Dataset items
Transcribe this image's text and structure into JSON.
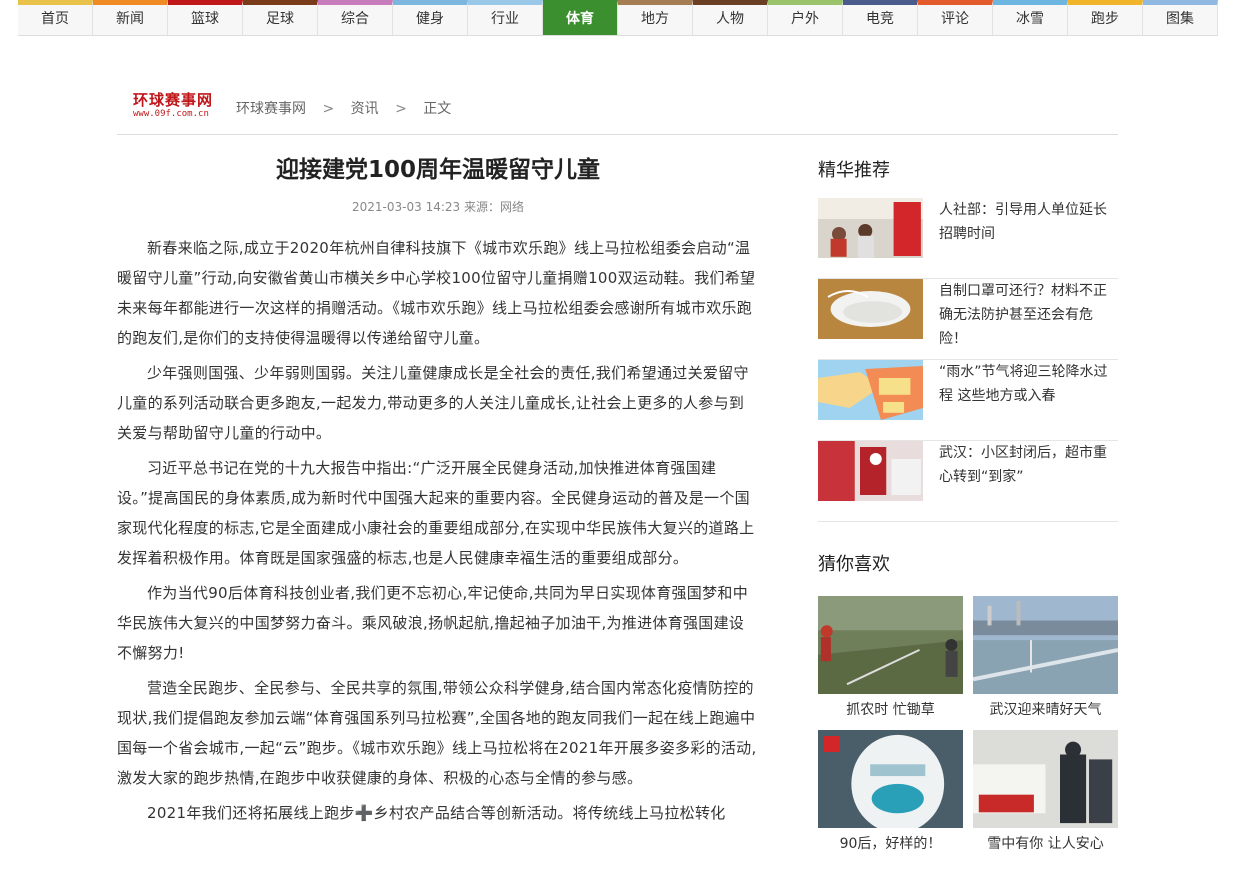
{
  "nav": [
    {
      "label": "首页",
      "color": "#e8c24a"
    },
    {
      "label": "新闻",
      "color": "#f08a24"
    },
    {
      "label": "篮球",
      "color": "#c0171a"
    },
    {
      "label": "足球",
      "color": "#7a3b1a"
    },
    {
      "label": "综合",
      "color": "#c77dbb"
    },
    {
      "label": "健身",
      "color": "#7db7e0"
    },
    {
      "label": "行业",
      "color": "#9ac8e8"
    },
    {
      "label": "体育",
      "color": "#3b8f2e",
      "active": true
    },
    {
      "label": "地方",
      "color": "#a67c52"
    },
    {
      "label": "人物",
      "color": "#6b3e26"
    },
    {
      "label": "户外",
      "color": "#9ac36b"
    },
    {
      "label": "电竞",
      "color": "#4a5a8a"
    },
    {
      "label": "评论",
      "color": "#e35a2c"
    },
    {
      "label": "冰雪",
      "color": "#6cb6e0"
    },
    {
      "label": "跑步",
      "color": "#f0b52a"
    },
    {
      "label": "图集",
      "color": "#8fb9e0"
    }
  ],
  "logo": {
    "line1": "环球赛事网",
    "line2": "www.09f.com.cn"
  },
  "breadcrumb": {
    "home": "环球赛事网",
    "sep": ">",
    "section": "资讯",
    "current": "正文"
  },
  "article": {
    "title": "迎接建党100周年温暖留守儿童",
    "meta": "2021-03-03 14:23 来源：网络",
    "paragraphs": [
      "新春来临之际,成立于2020年杭州自律科技旗下《城市欢乐跑》线上马拉松组委会启动“温暖留守儿童”行动,向安徽省黄山市横关乡中心学校100位留守儿童捐赠100双运动鞋。我们希望未来每年都能进行一次这样的捐赠活动。《城市欢乐跑》线上马拉松组委会感谢所有城市欢乐跑的跑友们,是你们的支持使得温暖得以传递给留守儿童。",
      "少年强则国强、少年弱则国弱。关注儿童健康成长是全社会的责任,我们希望通过关爱留守儿童的系列活动联合更多跑友,一起发力,带动更多的人关注儿童成长,让社会上更多的人参与到关爱与帮助留守儿童的行动中。",
      "习近平总书记在党的十九大报告中指出:“广泛开展全民健身活动,加快推进体育强国建设。”提高国民的身体素质,成为新时代中国强大起来的重要内容。全民健身运动的普及是一个国家现代化程度的标志,它是全面建成小康社会的重要组成部分,在实现中华民族伟大复兴的道路上发挥着积极作用。体育既是国家强盛的标志,也是人民健康幸福生活的重要组成部分。",
      "作为当代90后体育科技创业者,我们更不忘初心,牢记使命,共同为早日实现体育强国梦和中华民族伟大复兴的中国梦努力奋斗。乘风破浪,扬帆起航,撸起袖子加油干,为推进体育强国建设不懈努力!",
      "营造全民跑步、全民参与、全民共享的氛围,带领公众科学健身,结合国内常态化疫情防控的现状,我们提倡跑友参加云端“体育强国系列马拉松赛”,全国各地的跑友同我们一起在线上跑遍中国每一个省会城市,一起“云”跑步。《城市欢乐跑》线上马拉松将在2021年开展多姿多彩的活动,激发大家的跑步热情,在跑步中收获健康的身体、积极的心态与全情的参与感。",
      "2021年我们还将拓展线上跑步➕乡村农产品结合等创新活动。将传统线上马拉松转化"
    ]
  },
  "sidebar": {
    "rec_title": "精华推荐",
    "rec": [
      {
        "text": "人社部：引导用人单位延长招聘时间",
        "thumb": "office-photo"
      },
      {
        "text": "自制口罩可还行？材料不正确无法防护甚至还会有危险！",
        "thumb": "mask-photo"
      },
      {
        "text": "“雨水”节气将迎三轮降水过程 这些地方或入春",
        "thumb": "weather-map"
      },
      {
        "text": "武汉：小区封闭后，超市重心转到“到家”",
        "thumb": "supermarket-photo"
      }
    ],
    "like_title": "猜你喜欢",
    "like": [
      {
        "cap": "抓农时 忙锄草",
        "pic": "field-photo"
      },
      {
        "cap": "武汉迎来晴好天气",
        "pic": "bridge-photo"
      },
      {
        "cap": "90后，好样的！",
        "pic": "medic-photo"
      },
      {
        "cap": "雪中有你 让人安心",
        "pic": "snow-guard-photo"
      }
    ]
  }
}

§ **Exercise**
Pictures are excluded; copy all other data exactly as shown.

§ **Output**
Transcribe this image's text and structure into JSON.
{
  "nav": [
    {
      "label": "首页",
      "color": "#e8c24a"
    },
    {
      "label": "新闻",
      "color": "#f08a24"
    },
    {
      "label": "篮球",
      "color": "#c0171a"
    },
    {
      "label": "足球",
      "color": "#7a3b1a"
    },
    {
      "label": "综合",
      "color": "#c77dbb"
    },
    {
      "label": "健身",
      "color": "#7db7e0"
    },
    {
      "label": "行业",
      "color": "#9ac8e8"
    },
    {
      "label": "体育",
      "color": "#3b8f2e",
      "active": true
    },
    {
      "label": "地方",
      "color": "#a67c52"
    },
    {
      "label": "人物",
      "color": "#6b3e26"
    },
    {
      "label": "户外",
      "color": "#9ac36b"
    },
    {
      "label": "电竞",
      "color": "#4a5a8a"
    },
    {
      "label": "评论",
      "color": "#e35a2c"
    },
    {
      "label": "冰雪",
      "color": "#6cb6e0"
    },
    {
      "label": "跑步",
      "color": "#f0b52a"
    },
    {
      "label": "图集",
      "color": "#8fb9e0"
    }
  ],
  "logo": {
    "line1": "环球赛事网",
    "line2": "www.09f.com.cn"
  },
  "breadcrumb": {
    "home": "环球赛事网",
    "sep": ">",
    "section": "资讯",
    "current": "正文"
  },
  "article": {
    "title": "迎接建党100周年温暖留守儿童",
    "meta": "2021-03-03 14:23 来源：网络",
    "paragraphs": [
      "新春来临之际,成立于2020年杭州自律科技旗下《城市欢乐跑》线上马拉松组委会启动“温暖留守儿童”行动,向安徽省黄山市横关乡中心学校100位留守儿童捐赠100双运动鞋。我们希望未来每年都能进行一次这样的捐赠活动。《城市欢乐跑》线上马拉松组委会感谢所有城市欢乐跑的跑友们,是你们的支持使得温暖得以传递给留守儿童。",
      "少年强则国强、少年弱则国弱。关注儿童健康成长是全社会的责任,我们希望通过关爱留守儿童的系列活动联合更多跑友,一起发力,带动更多的人关注儿童成长,让社会上更多的人参与到关爱与帮助留守儿童的行动中。",
      "习近平总书记在党的十九大报告中指出:“广泛开展全民健身活动,加快推进体育强国建设。”提高国民的身体素质,成为新时代中国强大起来的重要内容。全民健身运动的普及是一个国家现代化程度的标志,它是全面建成小康社会的重要组成部分,在实现中华民族伟大复兴的道路上发挥着积极作用。体育既是国家强盛的标志,也是人民健康幸福生活的重要组成部分。",
      "作为当代90后体育科技创业者,我们更不忘初心,牢记使命,共同为早日实现体育强国梦和中华民族伟大复兴的中国梦努力奋斗。乘风破浪,扬帆起航,撸起袖子加油干,为推进体育强国建设不懈努力!",
      "营造全民跑步、全民参与、全民共享的氛围,带领公众科学健身,结合国内常态化疫情防控的现状,我们提倡跑友参加云端“体育强国系列马拉松赛”,全国各地的跑友同我们一起在线上跑遍中国每一个省会城市,一起“云”跑步。《城市欢乐跑》线上马拉松将在2021年开展多姿多彩的活动,激发大家的跑步热情,在跑步中收获健康的身体、积极的心态与全情的参与感。",
      "2021年我们还将拓展线上跑步➕乡村农产品结合等创新活动。将传统线上马拉松转化"
    ]
  },
  "sidebar": {
    "rec_title": "精华推荐",
    "rec": [
      {
        "text": "人社部：引导用人单位延长招聘时间",
        "thumb": "office-photo"
      },
      {
        "text": "自制口罩可还行？材料不正确无法防护甚至还会有危险！",
        "thumb": "mask-photo"
      },
      {
        "text": "“雨水”节气将迎三轮降水过程 这些地方或入春",
        "thumb": "weather-map"
      },
      {
        "text": "武汉：小区封闭后，超市重心转到“到家”",
        "thumb": "supermarket-photo"
      }
    ],
    "like_title": "猜你喜欢",
    "like": [
      {
        "cap": "抓农时 忙锄草",
        "pic": "field-photo"
      },
      {
        "cap": "武汉迎来晴好天气",
        "pic": "bridge-photo"
      },
      {
        "cap": "90后，好样的！",
        "pic": "medic-photo"
      },
      {
        "cap": "雪中有你 让人安心",
        "pic": "snow-guard-photo"
      }
    ]
  }
}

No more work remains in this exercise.